BEGIN Task data
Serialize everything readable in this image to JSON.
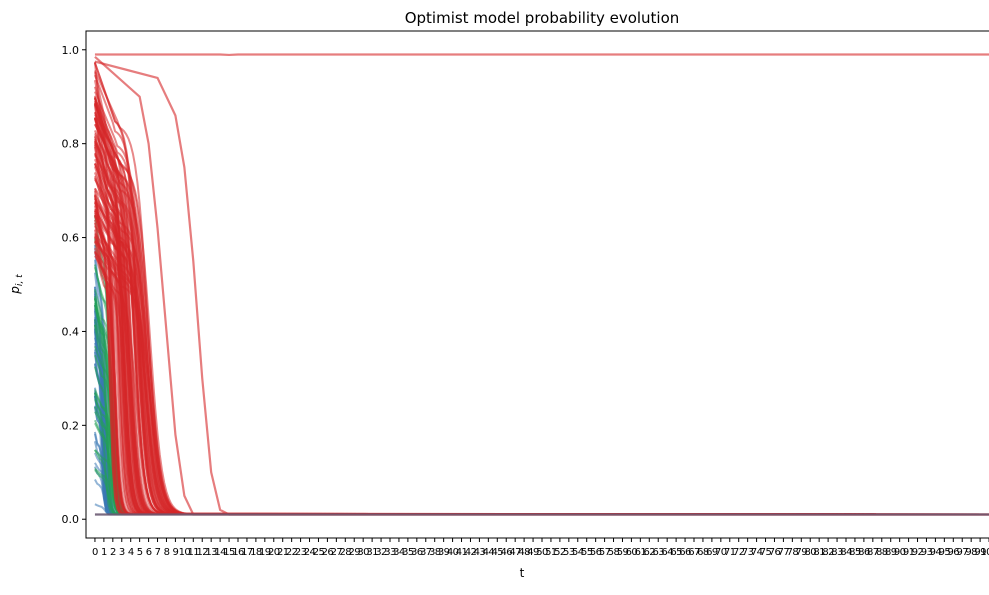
{
  "chart_data": {
    "type": "line",
    "title": "Optimist model probability evolution",
    "xlabel": "t",
    "ylabel": "p_{i,t}",
    "ylabel_display": {
      "base": "p",
      "subscript": "i, t"
    },
    "xlim": [
      -1,
      101
    ],
    "ylim": [
      -0.04,
      1.04
    ],
    "x_ticks": [
      0,
      1,
      2,
      3,
      4,
      5,
      6,
      7,
      8,
      9,
      10,
      11,
      12,
      13,
      14,
      15,
      16,
      17,
      18,
      19,
      20,
      21,
      22,
      23,
      24,
      25,
      26,
      27,
      28,
      29,
      30,
      31,
      32,
      33,
      34,
      35,
      36,
      37,
      38,
      39,
      40,
      41,
      42,
      43,
      44,
      45,
      46,
      47,
      48,
      49,
      50,
      51,
      52,
      53,
      54,
      55,
      56,
      57,
      58,
      59,
      60,
      61,
      62,
      63,
      64,
      65,
      66,
      67,
      68,
      69,
      70,
      71,
      72,
      73,
      74,
      75,
      76,
      77,
      78,
      79,
      80,
      81,
      82,
      83,
      84,
      85,
      86,
      87,
      88,
      89,
      90,
      91,
      92,
      93,
      94,
      95,
      96,
      97,
      98,
      99,
      100,
      101
    ],
    "y_ticks": [
      0.0,
      0.2,
      0.4,
      0.6,
      0.8,
      1.0
    ],
    "y_tick_labels": [
      "0.0",
      "0.2",
      "0.4",
      "0.6",
      "0.8",
      "1.0"
    ],
    "grid": false,
    "colors": {
      "blue": "#3b78b5",
      "green": "#22a056",
      "red": "#d62728",
      "floor": "#6b5b73"
    },
    "floor_value": 0.01,
    "series_groups": [
      {
        "color": "blue",
        "count": 40,
        "start_range": [
          0.02,
          0.6
        ],
        "fall_range": [
          0.3,
          1.2
        ]
      },
      {
        "color": "green",
        "count": 30,
        "start_range": [
          0.1,
          0.65
        ],
        "fall_range": [
          0.8,
          2.4
        ]
      },
      {
        "color": "red",
        "count": 90,
        "start_range": [
          0.55,
          0.985
        ],
        "fall_range": [
          1.5,
          8.0
        ]
      }
    ],
    "highlight_series": [
      {
        "color": "red",
        "values_sparse": [
          [
            0,
            0.975
          ],
          [
            7,
            0.94
          ],
          [
            9,
            0.86
          ],
          [
            10,
            0.75
          ],
          [
            11,
            0.55
          ],
          [
            12,
            0.3
          ],
          [
            13,
            0.1
          ],
          [
            14,
            0.02
          ],
          [
            15,
            0.01
          ],
          [
            101,
            0.01
          ]
        ]
      },
      {
        "color": "red",
        "values_sparse": [
          [
            0,
            0.985
          ],
          [
            5,
            0.9
          ],
          [
            6,
            0.8
          ],
          [
            7,
            0.62
          ],
          [
            8,
            0.4
          ],
          [
            9,
            0.18
          ],
          [
            10,
            0.05
          ],
          [
            11,
            0.01
          ],
          [
            101,
            0.01
          ]
        ]
      },
      {
        "color": "red",
        "values_sparse": [
          [
            0,
            0.99
          ],
          [
            14,
            0.99
          ],
          [
            15,
            0.989
          ],
          [
            16,
            0.99
          ],
          [
            101,
            0.99
          ]
        ]
      }
    ]
  }
}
END Task data
Reproduce each line exactly, please, except for any pictures.

Serialize everything readable in this image to JSON.
{
  "chart_data": {
    "type": "line",
    "title": "Optimist model probability evolution",
    "xlabel": "t",
    "ylabel": "p_{i,t}",
    "ylabel_display": {
      "base": "p",
      "subscript": "i, t"
    },
    "xlim": [
      -1,
      101
    ],
    "ylim": [
      -0.04,
      1.04
    ],
    "x_ticks": [
      0,
      1,
      2,
      3,
      4,
      5,
      6,
      7,
      8,
      9,
      10,
      11,
      12,
      13,
      14,
      15,
      16,
      17,
      18,
      19,
      20,
      21,
      22,
      23,
      24,
      25,
      26,
      27,
      28,
      29,
      30,
      31,
      32,
      33,
      34,
      35,
      36,
      37,
      38,
      39,
      40,
      41,
      42,
      43,
      44,
      45,
      46,
      47,
      48,
      49,
      50,
      51,
      52,
      53,
      54,
      55,
      56,
      57,
      58,
      59,
      60,
      61,
      62,
      63,
      64,
      65,
      66,
      67,
      68,
      69,
      70,
      71,
      72,
      73,
      74,
      75,
      76,
      77,
      78,
      79,
      80,
      81,
      82,
      83,
      84,
      85,
      86,
      87,
      88,
      89,
      90,
      91,
      92,
      93,
      94,
      95,
      96,
      97,
      98,
      99,
      100,
      101
    ],
    "y_ticks": [
      0.0,
      0.2,
      0.4,
      0.6,
      0.8,
      1.0
    ],
    "y_tick_labels": [
      "0.0",
      "0.2",
      "0.4",
      "0.6",
      "0.8",
      "1.0"
    ],
    "grid": false,
    "colors": {
      "blue": "#3b78b5",
      "green": "#22a056",
      "red": "#d62728",
      "floor": "#6b5b73"
    },
    "floor_value": 0.01,
    "series_groups": [
      {
        "color": "blue",
        "count": 40,
        "start_range": [
          0.02,
          0.6
        ],
        "fall_range": [
          0.3,
          1.2
        ]
      },
      {
        "color": "green",
        "count": 30,
        "start_range": [
          0.1,
          0.65
        ],
        "fall_range": [
          0.8,
          2.4
        ]
      },
      {
        "color": "red",
        "count": 90,
        "start_range": [
          0.55,
          0.985
        ],
        "fall_range": [
          1.5,
          8.0
        ]
      }
    ],
    "highlight_series": [
      {
        "color": "red",
        "values_sparse": [
          [
            0,
            0.975
          ],
          [
            7,
            0.94
          ],
          [
            9,
            0.86
          ],
          [
            10,
            0.75
          ],
          [
            11,
            0.55
          ],
          [
            12,
            0.3
          ],
          [
            13,
            0.1
          ],
          [
            14,
            0.02
          ],
          [
            15,
            0.01
          ],
          [
            101,
            0.01
          ]
        ]
      },
      {
        "color": "red",
        "values_sparse": [
          [
            0,
            0.985
          ],
          [
            5,
            0.9
          ],
          [
            6,
            0.8
          ],
          [
            7,
            0.62
          ],
          [
            8,
            0.4
          ],
          [
            9,
            0.18
          ],
          [
            10,
            0.05
          ],
          [
            11,
            0.01
          ],
          [
            101,
            0.01
          ]
        ]
      },
      {
        "color": "red",
        "values_sparse": [
          [
            0,
            0.99
          ],
          [
            14,
            0.99
          ],
          [
            15,
            0.989
          ],
          [
            16,
            0.99
          ],
          [
            101,
            0.99
          ]
        ]
      }
    ]
  }
}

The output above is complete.